→ **Problem requirements**: Rewrite the items below, changing every "candle-body" to "bar-body" and leaving everything else as it is.

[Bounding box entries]
------------------------

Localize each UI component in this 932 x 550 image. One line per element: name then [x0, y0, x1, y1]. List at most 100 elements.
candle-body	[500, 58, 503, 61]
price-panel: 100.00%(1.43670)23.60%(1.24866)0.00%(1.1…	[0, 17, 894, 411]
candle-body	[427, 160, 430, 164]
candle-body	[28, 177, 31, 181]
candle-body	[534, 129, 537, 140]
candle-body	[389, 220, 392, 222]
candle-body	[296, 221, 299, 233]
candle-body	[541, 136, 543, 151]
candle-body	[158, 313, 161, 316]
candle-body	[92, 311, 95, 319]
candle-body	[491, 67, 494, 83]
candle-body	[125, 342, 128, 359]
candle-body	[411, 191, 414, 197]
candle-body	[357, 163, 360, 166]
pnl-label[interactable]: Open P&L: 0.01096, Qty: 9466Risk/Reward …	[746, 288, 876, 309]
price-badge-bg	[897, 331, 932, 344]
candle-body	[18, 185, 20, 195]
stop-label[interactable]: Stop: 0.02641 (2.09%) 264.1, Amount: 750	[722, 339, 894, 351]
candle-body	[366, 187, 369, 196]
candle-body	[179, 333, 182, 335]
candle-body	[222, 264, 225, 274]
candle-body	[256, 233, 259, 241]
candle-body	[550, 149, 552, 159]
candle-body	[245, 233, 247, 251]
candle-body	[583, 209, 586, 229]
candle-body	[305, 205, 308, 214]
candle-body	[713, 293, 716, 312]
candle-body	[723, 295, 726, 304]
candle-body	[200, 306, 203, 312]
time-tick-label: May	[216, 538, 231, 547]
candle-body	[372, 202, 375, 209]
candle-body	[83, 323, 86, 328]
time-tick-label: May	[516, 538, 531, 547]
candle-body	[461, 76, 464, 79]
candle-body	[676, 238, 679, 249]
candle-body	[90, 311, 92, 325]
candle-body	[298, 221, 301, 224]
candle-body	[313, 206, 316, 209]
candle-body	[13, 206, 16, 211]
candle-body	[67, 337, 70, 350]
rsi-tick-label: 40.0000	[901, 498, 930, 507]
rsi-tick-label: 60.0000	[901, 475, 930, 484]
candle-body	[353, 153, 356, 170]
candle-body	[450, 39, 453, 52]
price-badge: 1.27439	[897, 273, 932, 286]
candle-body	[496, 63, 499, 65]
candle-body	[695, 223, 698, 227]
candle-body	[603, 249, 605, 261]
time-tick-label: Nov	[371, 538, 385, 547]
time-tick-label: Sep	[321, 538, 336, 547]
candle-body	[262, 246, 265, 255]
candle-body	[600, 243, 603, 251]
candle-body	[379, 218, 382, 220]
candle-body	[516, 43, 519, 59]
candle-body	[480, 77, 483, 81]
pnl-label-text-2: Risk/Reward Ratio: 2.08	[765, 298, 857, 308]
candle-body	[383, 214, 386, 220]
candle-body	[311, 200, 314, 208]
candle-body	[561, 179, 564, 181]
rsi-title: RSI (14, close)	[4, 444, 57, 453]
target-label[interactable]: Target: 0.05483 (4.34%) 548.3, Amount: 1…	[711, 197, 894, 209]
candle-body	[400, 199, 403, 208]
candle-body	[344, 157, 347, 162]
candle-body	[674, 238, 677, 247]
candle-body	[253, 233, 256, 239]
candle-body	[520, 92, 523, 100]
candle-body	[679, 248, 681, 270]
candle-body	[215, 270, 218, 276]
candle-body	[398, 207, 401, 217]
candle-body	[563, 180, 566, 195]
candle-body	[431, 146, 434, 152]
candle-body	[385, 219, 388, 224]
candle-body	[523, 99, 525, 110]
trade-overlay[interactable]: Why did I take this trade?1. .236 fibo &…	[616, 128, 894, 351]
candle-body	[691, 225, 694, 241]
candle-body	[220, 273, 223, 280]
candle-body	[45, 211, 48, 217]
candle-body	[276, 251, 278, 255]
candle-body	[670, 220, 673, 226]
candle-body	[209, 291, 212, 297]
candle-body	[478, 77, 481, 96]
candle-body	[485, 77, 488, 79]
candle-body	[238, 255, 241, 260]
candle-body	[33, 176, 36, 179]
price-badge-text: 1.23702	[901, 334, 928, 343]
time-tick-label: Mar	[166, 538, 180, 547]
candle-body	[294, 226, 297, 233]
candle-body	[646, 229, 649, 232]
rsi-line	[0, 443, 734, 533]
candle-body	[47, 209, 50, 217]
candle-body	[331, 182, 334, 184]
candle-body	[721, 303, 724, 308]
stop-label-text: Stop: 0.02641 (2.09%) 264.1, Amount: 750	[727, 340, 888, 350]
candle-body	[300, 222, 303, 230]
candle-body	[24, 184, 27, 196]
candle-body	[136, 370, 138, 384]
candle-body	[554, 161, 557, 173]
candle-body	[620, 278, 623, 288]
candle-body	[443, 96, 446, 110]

------------------------

→ **Reply**:
Localize each UI component in this 932 x 550 image. One line per element: name then [x0, y0, x1, y1]. List at most 100 elements.
bar-body	[500, 58, 503, 61]
price-panel: 100.00%(1.43670)23.60%(1.24866)0.00%(1.1…	[0, 17, 894, 411]
bar-body	[427, 160, 430, 164]
bar-body	[28, 177, 31, 181]
bar-body	[534, 129, 537, 140]
bar-body	[389, 220, 392, 222]
bar-body	[296, 221, 299, 233]
bar-body	[541, 136, 543, 151]
bar-body	[158, 313, 161, 316]
bar-body	[92, 311, 95, 319]
bar-body	[491, 67, 494, 83]
bar-body	[125, 342, 128, 359]
bar-body	[411, 191, 414, 197]
bar-body	[357, 163, 360, 166]
pnl-label[interactable]: Open P&L: 0.01096, Qty: 9466Risk/Reward …	[746, 288, 876, 309]
price-badge-bg	[897, 331, 932, 344]
bar-body	[18, 185, 20, 195]
stop-label[interactable]: Stop: 0.02641 (2.09%) 264.1, Amount: 750	[722, 339, 894, 351]
bar-body	[366, 187, 369, 196]
bar-body	[179, 333, 182, 335]
bar-body	[222, 264, 225, 274]
bar-body	[256, 233, 259, 241]
bar-body	[550, 149, 552, 159]
bar-body	[245, 233, 247, 251]
bar-body	[583, 209, 586, 229]
bar-body	[305, 205, 308, 214]
bar-body	[713, 293, 716, 312]
bar-body	[723, 295, 726, 304]
bar-body	[200, 306, 203, 312]
time-tick-label: May	[216, 538, 231, 547]
bar-body	[372, 202, 375, 209]
bar-body	[83, 323, 86, 328]
time-tick-label: May	[516, 538, 531, 547]
bar-body	[461, 76, 464, 79]
bar-body	[676, 238, 679, 249]
bar-body	[90, 311, 92, 325]
bar-body	[298, 221, 301, 224]
bar-body	[313, 206, 316, 209]
bar-body	[13, 206, 16, 211]
bar-body	[67, 337, 70, 350]
rsi-tick-label: 40.0000	[901, 498, 930, 507]
rsi-tick-label: 60.0000	[901, 475, 930, 484]
bar-body	[353, 153, 356, 170]
bar-body	[450, 39, 453, 52]
price-badge: 1.27439	[897, 273, 932, 286]
bar-body	[496, 63, 499, 65]
bar-body	[695, 223, 698, 227]
bar-body	[603, 249, 605, 261]
time-tick-label: Nov	[371, 538, 385, 547]
time-tick-label: Sep	[321, 538, 336, 547]
bar-body	[262, 246, 265, 255]
bar-body	[600, 243, 603, 251]
bar-body	[379, 218, 382, 220]
bar-body	[516, 43, 519, 59]
bar-body	[480, 77, 483, 81]
pnl-label-text-2: Risk/Reward Ratio: 2.08	[765, 298, 857, 308]
bar-body	[383, 214, 386, 220]
bar-body	[311, 200, 314, 208]
bar-body	[561, 179, 564, 181]
rsi-title: RSI (14, close)	[4, 444, 57, 453]
target-label[interactable]: Target: 0.05483 (4.34%) 548.3, Amount: 1…	[711, 197, 894, 209]
bar-body	[400, 199, 403, 208]
bar-body	[344, 157, 347, 162]
bar-body	[674, 238, 677, 247]
bar-body	[253, 233, 256, 239]
bar-body	[520, 92, 523, 100]
bar-body	[679, 248, 681, 270]
bar-body	[215, 270, 218, 276]
bar-body	[398, 207, 401, 217]
bar-body	[563, 180, 566, 195]
bar-body	[431, 146, 434, 152]
bar-body	[385, 219, 388, 224]
bar-body	[523, 99, 525, 110]
trade-overlay[interactable]: Why did I take this trade?1. .236 fibo &…	[616, 128, 894, 351]
bar-body	[691, 225, 694, 241]
bar-body	[220, 273, 223, 280]
bar-body	[45, 211, 48, 217]
bar-body	[276, 251, 278, 255]
bar-body	[670, 220, 673, 226]
bar-body	[209, 291, 212, 297]
bar-body	[478, 77, 481, 96]
bar-body	[485, 77, 488, 79]
bar-body	[238, 255, 241, 260]
bar-body	[33, 176, 36, 179]
price-badge-text: 1.23702	[901, 334, 928, 343]
time-tick-label: Mar	[166, 538, 180, 547]
bar-body	[294, 226, 297, 233]
bar-body	[646, 229, 649, 232]
rsi-line	[0, 443, 734, 533]
bar-body	[47, 209, 50, 217]
bar-body	[331, 182, 334, 184]
bar-body	[721, 303, 724, 308]
stop-label-text: Stop: 0.02641 (2.09%) 264.1, Amount: 750	[727, 340, 888, 350]
bar-body	[300, 222, 303, 230]
bar-body	[24, 184, 27, 196]
bar-body	[136, 370, 138, 384]
bar-body	[554, 161, 557, 173]
bar-body	[620, 278, 623, 288]
bar-body	[443, 96, 446, 110]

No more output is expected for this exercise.